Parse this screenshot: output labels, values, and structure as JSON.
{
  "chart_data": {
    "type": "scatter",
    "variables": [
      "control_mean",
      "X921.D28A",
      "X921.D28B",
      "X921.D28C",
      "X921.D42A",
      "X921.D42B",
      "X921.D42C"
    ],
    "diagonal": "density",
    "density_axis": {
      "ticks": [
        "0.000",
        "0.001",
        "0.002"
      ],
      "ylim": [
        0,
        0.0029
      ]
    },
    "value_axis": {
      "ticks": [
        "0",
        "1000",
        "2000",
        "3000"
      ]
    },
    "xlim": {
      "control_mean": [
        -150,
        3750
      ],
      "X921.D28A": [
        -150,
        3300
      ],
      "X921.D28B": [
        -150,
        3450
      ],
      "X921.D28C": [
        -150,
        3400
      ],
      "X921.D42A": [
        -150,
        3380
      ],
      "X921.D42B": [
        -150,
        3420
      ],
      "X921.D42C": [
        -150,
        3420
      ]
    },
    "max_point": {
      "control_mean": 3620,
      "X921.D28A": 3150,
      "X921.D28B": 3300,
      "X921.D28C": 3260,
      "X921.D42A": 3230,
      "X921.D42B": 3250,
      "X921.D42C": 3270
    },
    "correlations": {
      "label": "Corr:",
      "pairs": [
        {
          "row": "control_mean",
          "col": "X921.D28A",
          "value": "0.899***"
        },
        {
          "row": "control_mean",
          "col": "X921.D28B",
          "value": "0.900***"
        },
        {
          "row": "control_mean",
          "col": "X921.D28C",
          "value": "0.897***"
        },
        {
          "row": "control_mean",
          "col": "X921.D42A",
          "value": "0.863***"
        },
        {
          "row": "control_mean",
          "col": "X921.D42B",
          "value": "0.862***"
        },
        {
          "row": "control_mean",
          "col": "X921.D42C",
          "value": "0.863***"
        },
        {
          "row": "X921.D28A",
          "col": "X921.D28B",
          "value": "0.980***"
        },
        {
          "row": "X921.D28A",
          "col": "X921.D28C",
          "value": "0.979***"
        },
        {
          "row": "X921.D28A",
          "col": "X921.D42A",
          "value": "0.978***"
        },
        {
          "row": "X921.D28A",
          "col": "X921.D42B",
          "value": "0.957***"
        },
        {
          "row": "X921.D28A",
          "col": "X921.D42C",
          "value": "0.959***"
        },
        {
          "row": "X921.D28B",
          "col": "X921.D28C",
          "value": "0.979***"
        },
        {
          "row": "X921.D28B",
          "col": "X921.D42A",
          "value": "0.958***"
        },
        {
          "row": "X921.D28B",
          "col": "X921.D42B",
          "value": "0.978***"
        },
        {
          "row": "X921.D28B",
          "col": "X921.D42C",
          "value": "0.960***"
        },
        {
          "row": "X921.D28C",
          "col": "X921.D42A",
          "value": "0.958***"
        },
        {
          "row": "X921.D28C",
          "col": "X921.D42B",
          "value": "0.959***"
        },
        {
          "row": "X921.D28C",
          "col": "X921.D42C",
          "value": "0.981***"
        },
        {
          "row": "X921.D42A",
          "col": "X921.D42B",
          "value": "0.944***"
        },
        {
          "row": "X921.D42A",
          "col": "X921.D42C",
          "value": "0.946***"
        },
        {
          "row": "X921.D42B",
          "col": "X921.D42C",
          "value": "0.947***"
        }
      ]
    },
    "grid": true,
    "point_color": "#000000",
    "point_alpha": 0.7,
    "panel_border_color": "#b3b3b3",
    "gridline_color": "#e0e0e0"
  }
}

* * * *

| Set problem |
Every record above should be output exactly.

| Output of the exercise |
Parse this screenshot: output labels, values, and structure as JSON.
{
  "chart_data": {
    "type": "scatter",
    "variables": [
      "control_mean",
      "X921.D28A",
      "X921.D28B",
      "X921.D28C",
      "X921.D42A",
      "X921.D42B",
      "X921.D42C"
    ],
    "diagonal": "density",
    "density_axis": {
      "ticks": [
        "0.000",
        "0.001",
        "0.002"
      ],
      "ylim": [
        0,
        0.0029
      ]
    },
    "value_axis": {
      "ticks": [
        "0",
        "1000",
        "2000",
        "3000"
      ]
    },
    "xlim": {
      "control_mean": [
        -150,
        3750
      ],
      "X921.D28A": [
        -150,
        3300
      ],
      "X921.D28B": [
        -150,
        3450
      ],
      "X921.D28C": [
        -150,
        3400
      ],
      "X921.D42A": [
        -150,
        3380
      ],
      "X921.D42B": [
        -150,
        3420
      ],
      "X921.D42C": [
        -150,
        3420
      ]
    },
    "max_point": {
      "control_mean": 3620,
      "X921.D28A": 3150,
      "X921.D28B": 3300,
      "X921.D28C": 3260,
      "X921.D42A": 3230,
      "X921.D42B": 3250,
      "X921.D42C": 3270
    },
    "correlations": {
      "label": "Corr:",
      "pairs": [
        {
          "row": "control_mean",
          "col": "X921.D28A",
          "value": "0.899***"
        },
        {
          "row": "control_mean",
          "col": "X921.D28B",
          "value": "0.900***"
        },
        {
          "row": "control_mean",
          "col": "X921.D28C",
          "value": "0.897***"
        },
        {
          "row": "control_mean",
          "col": "X921.D42A",
          "value": "0.863***"
        },
        {
          "row": "control_mean",
          "col": "X921.D42B",
          "value": "0.862***"
        },
        {
          "row": "control_mean",
          "col": "X921.D42C",
          "value": "0.863***"
        },
        {
          "row": "X921.D28A",
          "col": "X921.D28B",
          "value": "0.980***"
        },
        {
          "row": "X921.D28A",
          "col": "X921.D28C",
          "value": "0.979***"
        },
        {
          "row": "X921.D28A",
          "col": "X921.D42A",
          "value": "0.978***"
        },
        {
          "row": "X921.D28A",
          "col": "X921.D42B",
          "value": "0.957***"
        },
        {
          "row": "X921.D28A",
          "col": "X921.D42C",
          "value": "0.959***"
        },
        {
          "row": "X921.D28B",
          "col": "X921.D28C",
          "value": "0.979***"
        },
        {
          "row": "X921.D28B",
          "col": "X921.D42A",
          "value": "0.958***"
        },
        {
          "row": "X921.D28B",
          "col": "X921.D42B",
          "value": "0.978***"
        },
        {
          "row": "X921.D28B",
          "col": "X921.D42C",
          "value": "0.960***"
        },
        {
          "row": "X921.D28C",
          "col": "X921.D42A",
          "value": "0.958***"
        },
        {
          "row": "X921.D28C",
          "col": "X921.D42B",
          "value": "0.959***"
        },
        {
          "row": "X921.D28C",
          "col": "X921.D42C",
          "value": "0.981***"
        },
        {
          "row": "X921.D42A",
          "col": "X921.D42B",
          "value": "0.944***"
        },
        {
          "row": "X921.D42A",
          "col": "X921.D42C",
          "value": "0.946***"
        },
        {
          "row": "X921.D42B",
          "col": "X921.D42C",
          "value": "0.947***"
        }
      ]
    },
    "grid": true,
    "point_color": "#000000",
    "point_alpha": 0.7,
    "panel_border_color": "#b3b3b3",
    "gridline_color": "#e0e0e0"
  }
}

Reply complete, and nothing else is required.